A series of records
[START]
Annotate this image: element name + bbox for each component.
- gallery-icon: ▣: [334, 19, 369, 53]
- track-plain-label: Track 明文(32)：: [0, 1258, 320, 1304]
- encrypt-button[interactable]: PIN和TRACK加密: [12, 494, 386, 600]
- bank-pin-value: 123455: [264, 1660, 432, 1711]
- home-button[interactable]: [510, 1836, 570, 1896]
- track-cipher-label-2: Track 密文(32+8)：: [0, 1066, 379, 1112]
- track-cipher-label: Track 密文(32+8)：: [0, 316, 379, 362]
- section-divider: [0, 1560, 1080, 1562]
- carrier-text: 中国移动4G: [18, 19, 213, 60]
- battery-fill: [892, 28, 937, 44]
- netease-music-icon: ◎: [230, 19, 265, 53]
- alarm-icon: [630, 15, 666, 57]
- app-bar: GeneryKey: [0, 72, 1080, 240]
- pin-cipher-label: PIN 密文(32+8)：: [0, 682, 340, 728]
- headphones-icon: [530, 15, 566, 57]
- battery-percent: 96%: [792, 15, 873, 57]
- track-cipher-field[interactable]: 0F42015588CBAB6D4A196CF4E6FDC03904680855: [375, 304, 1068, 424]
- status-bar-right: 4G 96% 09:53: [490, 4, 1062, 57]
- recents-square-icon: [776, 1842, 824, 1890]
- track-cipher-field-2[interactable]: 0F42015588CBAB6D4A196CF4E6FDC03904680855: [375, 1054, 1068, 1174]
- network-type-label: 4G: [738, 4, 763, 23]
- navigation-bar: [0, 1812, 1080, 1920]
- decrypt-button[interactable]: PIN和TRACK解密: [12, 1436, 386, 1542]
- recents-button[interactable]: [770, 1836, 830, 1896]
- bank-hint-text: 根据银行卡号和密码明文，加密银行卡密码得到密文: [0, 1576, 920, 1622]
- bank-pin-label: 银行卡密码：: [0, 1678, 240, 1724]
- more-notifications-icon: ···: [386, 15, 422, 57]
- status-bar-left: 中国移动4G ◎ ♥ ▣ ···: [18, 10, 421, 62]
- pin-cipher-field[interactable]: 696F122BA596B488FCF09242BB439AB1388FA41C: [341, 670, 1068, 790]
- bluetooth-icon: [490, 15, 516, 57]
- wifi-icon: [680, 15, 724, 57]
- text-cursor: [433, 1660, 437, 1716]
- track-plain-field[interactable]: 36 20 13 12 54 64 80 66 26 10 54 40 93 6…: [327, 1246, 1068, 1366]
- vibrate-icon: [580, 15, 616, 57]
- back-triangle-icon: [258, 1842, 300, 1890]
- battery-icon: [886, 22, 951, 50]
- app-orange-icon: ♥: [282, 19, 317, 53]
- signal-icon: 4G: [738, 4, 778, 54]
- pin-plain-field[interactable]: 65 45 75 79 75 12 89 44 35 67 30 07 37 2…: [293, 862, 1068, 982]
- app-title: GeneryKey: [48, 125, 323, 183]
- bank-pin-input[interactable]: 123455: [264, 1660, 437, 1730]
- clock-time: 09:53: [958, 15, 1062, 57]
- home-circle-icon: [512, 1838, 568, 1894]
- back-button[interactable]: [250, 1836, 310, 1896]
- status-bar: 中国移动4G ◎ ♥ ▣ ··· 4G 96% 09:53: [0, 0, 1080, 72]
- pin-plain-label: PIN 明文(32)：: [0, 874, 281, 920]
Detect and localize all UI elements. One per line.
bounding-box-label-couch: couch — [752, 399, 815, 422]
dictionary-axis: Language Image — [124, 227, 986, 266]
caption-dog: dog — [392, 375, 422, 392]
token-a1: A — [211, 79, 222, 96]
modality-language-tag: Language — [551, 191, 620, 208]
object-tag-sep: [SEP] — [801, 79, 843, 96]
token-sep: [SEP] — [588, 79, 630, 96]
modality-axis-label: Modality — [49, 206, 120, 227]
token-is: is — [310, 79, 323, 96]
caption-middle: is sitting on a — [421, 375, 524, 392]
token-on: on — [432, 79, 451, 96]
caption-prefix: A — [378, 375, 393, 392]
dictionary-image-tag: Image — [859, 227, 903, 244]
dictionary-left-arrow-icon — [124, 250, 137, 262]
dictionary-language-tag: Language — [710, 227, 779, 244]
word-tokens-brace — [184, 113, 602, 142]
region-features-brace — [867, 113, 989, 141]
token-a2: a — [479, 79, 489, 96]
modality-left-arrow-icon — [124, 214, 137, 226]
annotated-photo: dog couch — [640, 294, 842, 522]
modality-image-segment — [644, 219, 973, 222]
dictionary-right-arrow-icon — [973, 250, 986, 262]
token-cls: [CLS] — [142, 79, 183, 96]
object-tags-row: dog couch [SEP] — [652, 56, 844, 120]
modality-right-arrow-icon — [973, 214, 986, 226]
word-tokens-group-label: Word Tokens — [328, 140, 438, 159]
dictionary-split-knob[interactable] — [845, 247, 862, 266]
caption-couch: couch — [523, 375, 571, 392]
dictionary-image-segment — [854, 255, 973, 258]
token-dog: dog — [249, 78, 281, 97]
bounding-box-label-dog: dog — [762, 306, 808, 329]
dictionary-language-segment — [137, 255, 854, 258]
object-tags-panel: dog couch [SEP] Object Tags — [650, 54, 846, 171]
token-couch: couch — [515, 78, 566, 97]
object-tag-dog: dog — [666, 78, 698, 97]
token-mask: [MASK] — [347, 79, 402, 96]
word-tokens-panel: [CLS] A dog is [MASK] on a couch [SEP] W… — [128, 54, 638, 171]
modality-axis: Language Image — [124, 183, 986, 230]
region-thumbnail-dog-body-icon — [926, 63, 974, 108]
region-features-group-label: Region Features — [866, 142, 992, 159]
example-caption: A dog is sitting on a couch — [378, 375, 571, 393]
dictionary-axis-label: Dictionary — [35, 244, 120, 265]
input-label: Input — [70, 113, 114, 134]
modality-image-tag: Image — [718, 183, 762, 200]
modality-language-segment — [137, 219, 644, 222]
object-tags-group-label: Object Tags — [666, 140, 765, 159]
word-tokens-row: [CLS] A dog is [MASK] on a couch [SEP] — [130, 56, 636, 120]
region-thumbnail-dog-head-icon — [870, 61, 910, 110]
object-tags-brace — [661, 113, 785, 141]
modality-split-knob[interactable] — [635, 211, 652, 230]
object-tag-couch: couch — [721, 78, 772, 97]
[END]
§ **Written problem**:
Retype the lines from the start of the records through the line containing "- signal-icon: 4G: [738, 4, 778, 54]", including both the first line and that line. Keep every character the same.

§ **In response**:
Annotate this image: element name + bbox for each component.
- gallery-icon: ▣: [334, 19, 369, 53]
- track-plain-label: Track 明文(32)：: [0, 1258, 320, 1304]
- encrypt-button[interactable]: PIN和TRACK加密: [12, 494, 386, 600]
- bank-pin-value: 123455: [264, 1660, 432, 1711]
- home-button[interactable]: [510, 1836, 570, 1896]
- track-cipher-label-2: Track 密文(32+8)：: [0, 1066, 379, 1112]
- track-cipher-label: Track 密文(32+8)：: [0, 316, 379, 362]
- section-divider: [0, 1560, 1080, 1562]
- carrier-text: 中国移动4G: [18, 19, 213, 60]
- battery-fill: [892, 28, 937, 44]
- netease-music-icon: ◎: [230, 19, 265, 53]
- alarm-icon: [630, 15, 666, 57]
- app-bar: GeneryKey: [0, 72, 1080, 240]
- pin-cipher-label: PIN 密文(32+8)：: [0, 682, 340, 728]
- headphones-icon: [530, 15, 566, 57]
- battery-percent: 96%: [792, 15, 873, 57]
- track-cipher-field[interactable]: 0F42015588CBAB6D4A196CF4E6FDC03904680855: [375, 304, 1068, 424]
- status-bar-right: 4G 96% 09:53: [490, 4, 1062, 57]
- recents-square-icon: [776, 1842, 824, 1890]
- track-cipher-field-2[interactable]: 0F42015588CBAB6D4A196CF4E6FDC03904680855: [375, 1054, 1068, 1174]
- network-type-label: 4G: [738, 4, 763, 23]
- navigation-bar: [0, 1812, 1080, 1920]
- decrypt-button[interactable]: PIN和TRACK解密: [12, 1436, 386, 1542]
- recents-button[interactable]: [770, 1836, 830, 1896]
- bank-hint-text: 根据银行卡号和密码明文，加密银行卡密码得到密文: [0, 1576, 920, 1622]
- bank-pin-label: 银行卡密码：: [0, 1678, 240, 1724]
- more-notifications-icon: ···: [386, 15, 422, 57]
- status-bar-left: 中国移动4G ◎ ♥ ▣ ···: [18, 10, 421, 62]
- pin-cipher-field[interactable]: 696F122BA596B488FCF09242BB439AB1388FA41C: [341, 670, 1068, 790]
- bluetooth-icon: [490, 15, 516, 57]
- wifi-icon: [680, 15, 724, 57]
- text-cursor: [433, 1660, 437, 1716]
- track-plain-field[interactable]: 36 20 13 12 54 64 80 66 26 10 54 40 93 6…: [327, 1246, 1068, 1366]
- vibrate-icon: [580, 15, 616, 57]
- back-triangle-icon: [258, 1842, 300, 1890]
- battery-icon: [886, 22, 951, 50]
- app-orange-icon: ♥: [282, 19, 317, 53]
- signal-icon: 4G: [738, 4, 778, 54]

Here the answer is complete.